» What the task requires:
Please rewrite the stretch from "In the 1960s" through "under Heydrich war." in the Heydrich-era account below, putting "adolescence" in place of "youth".

» Passage given:

==================================================

History under Heydrich War

5 2003 Ohlasy a názory English
obálka čísla

In the 1960s in a time when we should have been enjoying our happy youth, Czechoslovakia was under the Protectorate of Hitler in the worst type of war, which was documented in history under Heydrich war.

Czechoslovakia was forced to sign the Munich agreement on August 30, 1938 to give up and surrender up Czechoslovakia's Sudetenland without fighting to Hitler's Germany. Hitler promised that he would not have any other requests, and Chamberlain returned to England as a heroic figure peacemaker, a savior of peace. Soon thereafter, March 15, 1939, without warning and reason, Hitler occupied what remained of Czechoslovakia. Neighbors Poland and Hungary took what they believed was rightfully theirs. The world noticed too late that Hitler's promised could not be believed. Hitler made out of Slovakia a satellite state and with the remaining of our state ironically called the Protectorate of Czechia and Moravia. Following K. von Neurath, Reinhardt Heydrich, SS and General, led the protectorate and installed a terrorist regime. So that the world is drastically aware and conscious how badly Czechoslovaks suffered, it is important to describe the following, at the end of May 1942 England sent to Czechoslovakia a group of members in exile that were parachutists with the assignment to liquidate Heydrich.

The Horrendous Punishing Experiences from the Heydrich Era

Before graduation from Middle School at the end of May and beginning of June we received two weeks free to study for our oral examinations. I spent them at a student friend of mine in a castle in Svihove. Vlasta often lived with us at Klatove during the school year. The assassination occurred on May 27, 1942, just as our 2 week long study period began. We studied in Vlasta's room on the first floor often even in the night and we went down only for food. That morning I walked down the stairs before Vlasta. Tired after a long night of studying and hungry, I was looking forward to a good hearty breakfast, which was prepared for us each day. As I opened the door, I stood still as if frozen. Vlasta's mother was seated by the table and was crying into a white handkerchief, which was covering her face. Vlasta's father was pale and sat like an unmovable statue with his hands on wrinkled newspapers and stared at them in horror.

==================================================

» Data entries:
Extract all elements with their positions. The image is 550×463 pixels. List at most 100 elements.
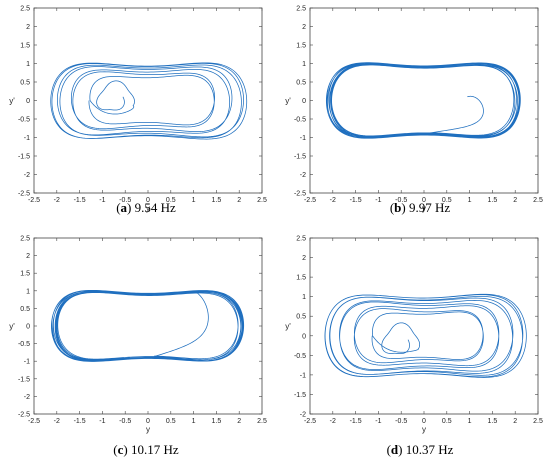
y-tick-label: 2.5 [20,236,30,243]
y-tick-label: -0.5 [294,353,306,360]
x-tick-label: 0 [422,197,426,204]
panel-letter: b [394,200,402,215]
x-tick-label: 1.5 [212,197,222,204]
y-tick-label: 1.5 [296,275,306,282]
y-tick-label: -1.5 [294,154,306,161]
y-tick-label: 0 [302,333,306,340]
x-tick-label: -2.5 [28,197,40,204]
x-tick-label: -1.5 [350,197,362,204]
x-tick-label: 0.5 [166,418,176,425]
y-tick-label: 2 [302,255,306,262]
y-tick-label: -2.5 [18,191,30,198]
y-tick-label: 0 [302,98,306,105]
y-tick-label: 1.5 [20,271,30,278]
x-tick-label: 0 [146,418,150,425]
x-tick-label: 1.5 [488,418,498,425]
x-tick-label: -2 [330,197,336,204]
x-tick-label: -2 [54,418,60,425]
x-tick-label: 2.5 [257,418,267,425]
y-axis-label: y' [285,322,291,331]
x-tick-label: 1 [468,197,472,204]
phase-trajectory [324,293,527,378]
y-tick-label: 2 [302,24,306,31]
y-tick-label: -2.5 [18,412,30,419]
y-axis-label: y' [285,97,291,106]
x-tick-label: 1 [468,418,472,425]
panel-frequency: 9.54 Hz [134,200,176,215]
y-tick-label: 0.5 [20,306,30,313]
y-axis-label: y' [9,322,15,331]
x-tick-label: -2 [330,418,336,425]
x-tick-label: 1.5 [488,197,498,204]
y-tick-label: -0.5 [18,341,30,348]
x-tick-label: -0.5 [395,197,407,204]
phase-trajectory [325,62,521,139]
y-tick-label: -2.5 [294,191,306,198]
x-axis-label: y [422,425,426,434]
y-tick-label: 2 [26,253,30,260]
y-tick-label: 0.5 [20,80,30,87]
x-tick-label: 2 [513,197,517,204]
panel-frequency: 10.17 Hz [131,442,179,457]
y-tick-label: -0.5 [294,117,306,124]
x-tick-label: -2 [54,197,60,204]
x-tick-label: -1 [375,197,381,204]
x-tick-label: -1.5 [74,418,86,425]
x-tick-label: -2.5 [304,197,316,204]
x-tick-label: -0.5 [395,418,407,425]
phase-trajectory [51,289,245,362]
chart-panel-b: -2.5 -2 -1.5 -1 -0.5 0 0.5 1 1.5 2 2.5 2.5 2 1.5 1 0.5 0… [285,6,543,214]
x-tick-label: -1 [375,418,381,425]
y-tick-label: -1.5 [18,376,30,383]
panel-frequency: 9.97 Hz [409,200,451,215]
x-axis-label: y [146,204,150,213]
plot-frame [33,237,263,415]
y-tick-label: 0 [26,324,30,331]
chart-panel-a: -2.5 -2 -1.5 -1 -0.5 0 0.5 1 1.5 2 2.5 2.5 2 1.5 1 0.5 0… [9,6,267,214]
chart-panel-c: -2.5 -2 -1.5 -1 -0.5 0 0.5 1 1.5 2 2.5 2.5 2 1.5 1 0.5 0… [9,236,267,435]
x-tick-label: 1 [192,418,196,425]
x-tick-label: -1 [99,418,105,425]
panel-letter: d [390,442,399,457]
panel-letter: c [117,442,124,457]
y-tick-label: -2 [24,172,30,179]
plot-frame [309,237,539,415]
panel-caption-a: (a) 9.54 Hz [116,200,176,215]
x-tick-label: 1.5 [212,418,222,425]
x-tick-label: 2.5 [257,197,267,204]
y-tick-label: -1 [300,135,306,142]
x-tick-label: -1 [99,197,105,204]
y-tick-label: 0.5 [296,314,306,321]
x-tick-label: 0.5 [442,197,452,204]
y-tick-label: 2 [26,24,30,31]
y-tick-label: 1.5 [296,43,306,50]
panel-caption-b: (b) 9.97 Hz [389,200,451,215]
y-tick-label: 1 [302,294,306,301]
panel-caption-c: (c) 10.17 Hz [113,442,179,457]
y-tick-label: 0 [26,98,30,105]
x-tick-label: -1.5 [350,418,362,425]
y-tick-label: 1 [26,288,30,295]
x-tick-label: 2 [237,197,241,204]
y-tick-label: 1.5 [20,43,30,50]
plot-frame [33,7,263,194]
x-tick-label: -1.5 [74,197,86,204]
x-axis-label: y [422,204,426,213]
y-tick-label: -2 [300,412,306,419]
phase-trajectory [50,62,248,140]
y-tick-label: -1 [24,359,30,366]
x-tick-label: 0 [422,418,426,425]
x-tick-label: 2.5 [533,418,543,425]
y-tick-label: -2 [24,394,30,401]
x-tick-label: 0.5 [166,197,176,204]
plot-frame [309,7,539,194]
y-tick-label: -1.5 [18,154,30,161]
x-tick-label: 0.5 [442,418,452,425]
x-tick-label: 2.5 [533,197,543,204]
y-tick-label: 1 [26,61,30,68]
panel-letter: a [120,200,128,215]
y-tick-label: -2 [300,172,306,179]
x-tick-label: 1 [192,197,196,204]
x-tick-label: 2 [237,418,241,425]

==================================================

» Answer below:
In the 1960s in a time when we should have been enjoying our happy adolescence, Czechoslovakia was under the Protectorate of Hitler in the worst type of war, which was documented in history under Heydrich war.